> TASK GOAL
Copy out each of the lines below word for word, leaving out the pictures.

> RECORDS PROVIDED
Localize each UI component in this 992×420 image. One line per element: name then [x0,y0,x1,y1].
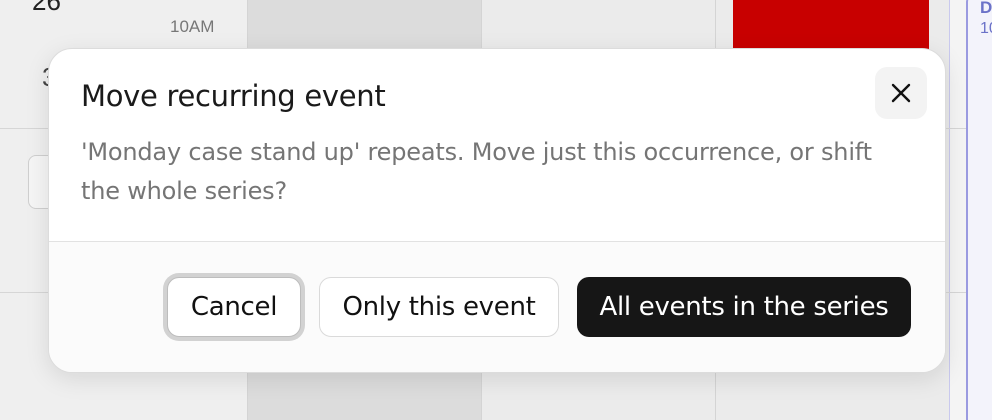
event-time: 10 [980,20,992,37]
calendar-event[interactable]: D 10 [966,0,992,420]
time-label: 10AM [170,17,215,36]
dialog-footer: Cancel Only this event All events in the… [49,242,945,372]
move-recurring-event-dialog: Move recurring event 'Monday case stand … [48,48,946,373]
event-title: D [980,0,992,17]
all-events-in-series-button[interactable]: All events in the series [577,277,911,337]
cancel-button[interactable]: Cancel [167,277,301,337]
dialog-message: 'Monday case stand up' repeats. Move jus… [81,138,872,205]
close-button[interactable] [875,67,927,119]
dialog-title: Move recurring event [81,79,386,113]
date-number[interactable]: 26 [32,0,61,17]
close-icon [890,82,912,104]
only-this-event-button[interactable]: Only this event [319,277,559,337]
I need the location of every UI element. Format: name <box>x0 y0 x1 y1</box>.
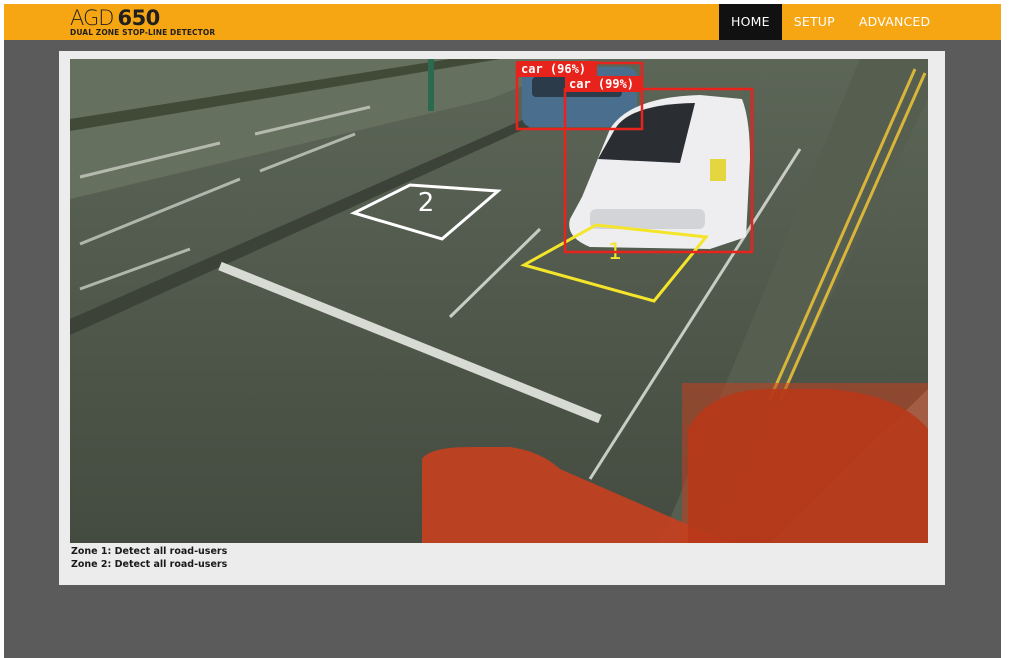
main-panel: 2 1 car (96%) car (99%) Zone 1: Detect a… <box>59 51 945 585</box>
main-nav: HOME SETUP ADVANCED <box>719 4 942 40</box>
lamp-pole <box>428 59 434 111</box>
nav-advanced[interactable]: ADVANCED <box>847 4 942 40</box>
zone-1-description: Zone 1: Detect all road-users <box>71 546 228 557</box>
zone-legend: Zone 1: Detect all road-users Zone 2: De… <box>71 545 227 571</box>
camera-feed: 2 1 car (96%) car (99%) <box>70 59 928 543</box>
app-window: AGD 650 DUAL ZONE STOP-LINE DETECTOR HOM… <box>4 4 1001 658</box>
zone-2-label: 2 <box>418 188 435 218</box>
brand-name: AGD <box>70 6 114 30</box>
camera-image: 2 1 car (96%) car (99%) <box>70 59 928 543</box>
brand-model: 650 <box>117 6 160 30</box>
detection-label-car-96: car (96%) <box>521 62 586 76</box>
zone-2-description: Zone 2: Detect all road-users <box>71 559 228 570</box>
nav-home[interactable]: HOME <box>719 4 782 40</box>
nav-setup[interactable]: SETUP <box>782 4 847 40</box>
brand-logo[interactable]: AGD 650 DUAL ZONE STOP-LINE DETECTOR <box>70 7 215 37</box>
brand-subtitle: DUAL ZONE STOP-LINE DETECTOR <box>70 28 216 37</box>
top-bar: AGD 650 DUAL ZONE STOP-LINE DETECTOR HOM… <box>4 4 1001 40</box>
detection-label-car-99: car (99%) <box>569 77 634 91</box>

> WORKED ANSWER
Localize each UI component in this 992×420 image. One line per element: name then [x0,y0,x1,y1].
event-time: 10 [980,20,992,37]
calendar-event[interactable]: D 10 [966,0,992,420]
time-label: 10AM [170,17,215,36]
dialog-footer: Cancel Only this event All events in the… [49,242,945,372]
move-recurring-event-dialog: Move recurring event 'Monday case stand … [48,48,946,373]
event-title: D [980,0,992,17]
all-events-in-series-button[interactable]: All events in the series [577,277,911,337]
cancel-button[interactable]: Cancel [167,277,301,337]
dialog-message: 'Monday case stand up' repeats. Move jus… [81,138,872,205]
close-button[interactable] [875,67,927,119]
dialog-title: Move recurring event [81,79,386,113]
date-number[interactable]: 26 [32,0,61,17]
close-icon [890,82,912,104]
only-this-event-button[interactable]: Only this event [319,277,559,337]
I need the location of every UI element. Format: name <box>x0 y0 x1 y1</box>.
main-panel: 2 1 car (96%) car (99%) Zone 1: Detect a… <box>59 51 945 585</box>
main-nav: HOME SETUP ADVANCED <box>719 4 942 40</box>
lamp-pole <box>428 59 434 111</box>
nav-advanced[interactable]: ADVANCED <box>847 4 942 40</box>
zone-1-description: Zone 1: Detect all road-users <box>71 546 228 557</box>
zone-legend: Zone 1: Detect all road-users Zone 2: De… <box>71 545 227 571</box>
camera-feed: 2 1 car (96%) car (99%) <box>70 59 928 543</box>
app-window: AGD 650 DUAL ZONE STOP-LINE DETECTOR HOM… <box>4 4 1001 658</box>
zone-2-label: 2 <box>418 188 435 218</box>
brand-name: AGD <box>70 6 114 30</box>
camera-image: 2 1 car (96%) car (99%) <box>70 59 928 543</box>
brand-model: 650 <box>117 6 160 30</box>
detection-label-car-96: car (96%) <box>521 62 586 76</box>
zone-2-description: Zone 2: Detect all road-users <box>71 559 228 570</box>
nav-home[interactable]: HOME <box>719 4 782 40</box>
nav-setup[interactable]: SETUP <box>782 4 847 40</box>
brand-logo[interactable]: AGD 650 DUAL ZONE STOP-LINE DETECTOR <box>70 7 215 37</box>
brand-subtitle: DUAL ZONE STOP-LINE DETECTOR <box>70 28 216 37</box>
top-bar: AGD 650 DUAL ZONE STOP-LINE DETECTOR HOM… <box>4 4 1001 40</box>
detection-label-car-99: car (99%) <box>569 77 634 91</box>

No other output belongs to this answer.